WHAT TO DO =>
Locate and copy all lines bearing the word "Fire".

══ RECORDS SUPPLIED

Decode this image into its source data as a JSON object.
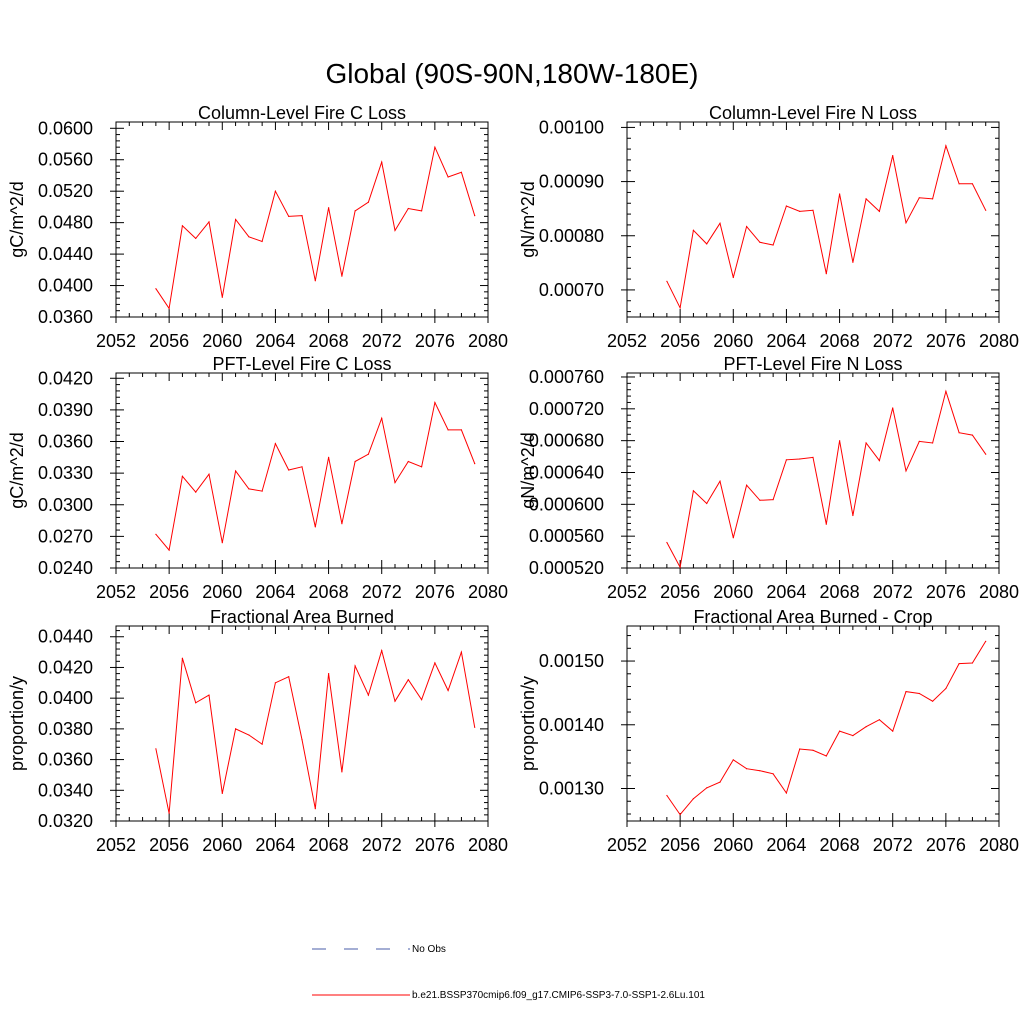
{
  "title": "Global (90S-90N,180W-180E)",
  "colors": {
    "series": "#ff0000",
    "obs": "#4a5ea8",
    "axis": "#000000"
  },
  "legend": {
    "obs_label": "No Obs",
    "model_label": "b.e21.BSSP370cmip6.f09_g17.CMIP6-SSP3-7.0-SSP1-2.6Lu.101"
  },
  "chart_data": [
    {
      "type": "line",
      "title": "Column-Level Fire C Loss",
      "ylabel": "gC/m^2/d",
      "xlim": [
        2052,
        2080
      ],
      "ylim": [
        0.036,
        0.0608
      ],
      "xticks": [
        2052,
        2056,
        2060,
        2064,
        2068,
        2072,
        2076,
        2080
      ],
      "yticks": [
        0.036,
        0.04,
        0.044,
        0.048,
        0.052,
        0.056,
        0.06
      ],
      "yticklabels": [
        "0.0360",
        "0.0400",
        "0.0440",
        "0.0480",
        "0.0520",
        "0.0560",
        "0.0600"
      ],
      "x": [
        2055,
        2056,
        2057,
        2058,
        2059,
        2060,
        2061,
        2062,
        2063,
        2064,
        2065,
        2066,
        2067,
        2068,
        2069,
        2070,
        2071,
        2072,
        2073,
        2074,
        2075,
        2076,
        2077,
        2078,
        2079
      ],
      "values": [
        0.0396,
        0.0371,
        0.0476,
        0.046,
        0.0481,
        0.0385,
        0.0484,
        0.0462,
        0.0456,
        0.052,
        0.0488,
        0.0489,
        0.0406,
        0.0499,
        0.0412,
        0.0495,
        0.0506,
        0.0557,
        0.047,
        0.0498,
        0.0495,
        0.0576,
        0.0538,
        0.0544,
        0.0489
      ]
    },
    {
      "type": "line",
      "title": "Column-Level Fire N Loss",
      "ylabel": "gN/m^2/d",
      "xlim": [
        2052,
        2080
      ],
      "ylim": [
        0.00065,
        0.00101
      ],
      "xticks": [
        2052,
        2056,
        2060,
        2064,
        2068,
        2072,
        2076,
        2080
      ],
      "yticks": [
        0.0007,
        0.0008,
        0.0009,
        0.001
      ],
      "yticklabels": [
        "0.00070",
        "0.00080",
        "0.00090",
        "0.00100"
      ],
      "x": [
        2055,
        2056,
        2057,
        2058,
        2059,
        2060,
        2061,
        2062,
        2063,
        2064,
        2065,
        2066,
        2067,
        2068,
        2069,
        2070,
        2071,
        2072,
        2073,
        2074,
        2075,
        2076,
        2077,
        2078,
        2079
      ],
      "values": [
        0.000716,
        0.000667,
        0.00081,
        0.000785,
        0.000823,
        0.000723,
        0.000817,
        0.000788,
        0.000783,
        0.000855,
        0.000845,
        0.000847,
        0.00073,
        0.000877,
        0.000751,
        0.000868,
        0.000845,
        0.000948,
        0.000824,
        0.00087,
        0.000868,
        0.000966,
        0.000896,
        0.000896,
        0.000847
      ]
    },
    {
      "type": "line",
      "title": "PFT-Level Fire C Loss",
      "ylabel": "gC/m^2/d",
      "xlim": [
        2052,
        2080
      ],
      "ylim": [
        0.024,
        0.0425
      ],
      "xticks": [
        2052,
        2056,
        2060,
        2064,
        2068,
        2072,
        2076,
        2080
      ],
      "yticks": [
        0.024,
        0.027,
        0.03,
        0.033,
        0.036,
        0.039,
        0.042
      ],
      "yticklabels": [
        "0.0240",
        "0.0270",
        "0.0300",
        "0.0330",
        "0.0360",
        "0.0390",
        "0.0420"
      ],
      "x": [
        2055,
        2056,
        2057,
        2058,
        2059,
        2060,
        2061,
        2062,
        2063,
        2064,
        2065,
        2066,
        2067,
        2068,
        2069,
        2070,
        2071,
        2072,
        2073,
        2074,
        2075,
        2076,
        2077,
        2078,
        2079
      ],
      "values": [
        0.0272,
        0.0257,
        0.0327,
        0.0312,
        0.0329,
        0.0264,
        0.0332,
        0.0315,
        0.0313,
        0.0358,
        0.0333,
        0.0336,
        0.0279,
        0.0345,
        0.0282,
        0.0341,
        0.0348,
        0.0382,
        0.0321,
        0.0341,
        0.0336,
        0.0397,
        0.0371,
        0.0371,
        0.0339
      ]
    },
    {
      "type": "line",
      "title": "PFT-Level Fire N Loss",
      "ylabel": "gN/m^2/d",
      "xlim": [
        2052,
        2080
      ],
      "ylim": [
        0.00052,
        0.000765
      ],
      "xticks": [
        2052,
        2056,
        2060,
        2064,
        2068,
        2072,
        2076,
        2080
      ],
      "yticks": [
        0.00052,
        0.00056,
        0.0006,
        0.00064,
        0.00068,
        0.00072,
        0.00076
      ],
      "yticklabels": [
        "0.000520",
        "0.000560",
        "0.000600",
        "0.000640",
        "0.000680",
        "0.000720",
        "0.000760"
      ],
      "x": [
        2055,
        2056,
        2057,
        2058,
        2059,
        2060,
        2061,
        2062,
        2063,
        2064,
        2065,
        2066,
        2067,
        2068,
        2069,
        2070,
        2071,
        2072,
        2073,
        2074,
        2075,
        2076,
        2077,
        2078,
        2079
      ],
      "values": [
        0.000552,
        0.000521,
        0.000617,
        0.000601,
        0.000629,
        0.000558,
        0.000624,
        0.000605,
        0.000606,
        0.000656,
        0.000657,
        0.000659,
        0.000575,
        0.00068,
        0.000586,
        0.000677,
        0.000655,
        0.000721,
        0.000642,
        0.000679,
        0.000677,
        0.000742,
        0.00069,
        0.000687,
        0.000663
      ]
    },
    {
      "type": "line",
      "title": "Fractional Area Burned",
      "ylabel": "proportion/y",
      "xlim": [
        2052,
        2080
      ],
      "ylim": [
        0.032,
        0.0447
      ],
      "xticks": [
        2052,
        2056,
        2060,
        2064,
        2068,
        2072,
        2076,
        2080
      ],
      "yticks": [
        0.032,
        0.034,
        0.036,
        0.038,
        0.04,
        0.042,
        0.044
      ],
      "yticklabels": [
        "0.0320",
        "0.0340",
        "0.0360",
        "0.0380",
        "0.0400",
        "0.0420",
        "0.0440"
      ],
      "x": [
        2055,
        2056,
        2057,
        2058,
        2059,
        2060,
        2061,
        2062,
        2063,
        2064,
        2065,
        2066,
        2067,
        2068,
        2069,
        2070,
        2071,
        2072,
        2073,
        2074,
        2075,
        2076,
        2077,
        2078,
        2079
      ],
      "values": [
        0.0367,
        0.0325,
        0.0426,
        0.0397,
        0.0402,
        0.0338,
        0.038,
        0.0376,
        0.037,
        0.041,
        0.0414,
        0.0373,
        0.0328,
        0.0416,
        0.0352,
        0.0421,
        0.0402,
        0.0431,
        0.0398,
        0.0412,
        0.0399,
        0.0423,
        0.0405,
        0.043,
        0.0381
      ]
    },
    {
      "type": "line",
      "title": "Fractional Area Burned - Crop",
      "ylabel": "proportion/y",
      "xlim": [
        2052,
        2080
      ],
      "ylim": [
        0.001249,
        0.001555
      ],
      "xticks": [
        2052,
        2056,
        2060,
        2064,
        2068,
        2072,
        2076,
        2080
      ],
      "yticks": [
        0.0013,
        0.0014,
        0.0015
      ],
      "yticklabels": [
        "0.00130",
        "0.00140",
        "0.00150"
      ],
      "x": [
        2055,
        2056,
        2057,
        2058,
        2059,
        2060,
        2061,
        2062,
        2063,
        2064,
        2065,
        2066,
        2067,
        2068,
        2069,
        2070,
        2071,
        2072,
        2073,
        2074,
        2075,
        2076,
        2077,
        2078,
        2079
      ],
      "values": [
        0.001289,
        0.001259,
        0.001284,
        0.001301,
        0.00131,
        0.001345,
        0.001331,
        0.001328,
        0.001323,
        0.001293,
        0.001362,
        0.00136,
        0.001351,
        0.00139,
        0.001383,
        0.001397,
        0.001408,
        0.00139,
        0.001452,
        0.001449,
        0.001437,
        0.001457,
        0.001496,
        0.001497,
        0.001531
      ]
    }
  ]
}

════

RESPONSE TO THIS EXERCISE =>
      "title": "Column-Level Fire C Loss",
      "title": "Column-Level Fire N Loss",
      "title": "PFT-Level Fire C Loss",
      "title": "PFT-Level Fire N Loss",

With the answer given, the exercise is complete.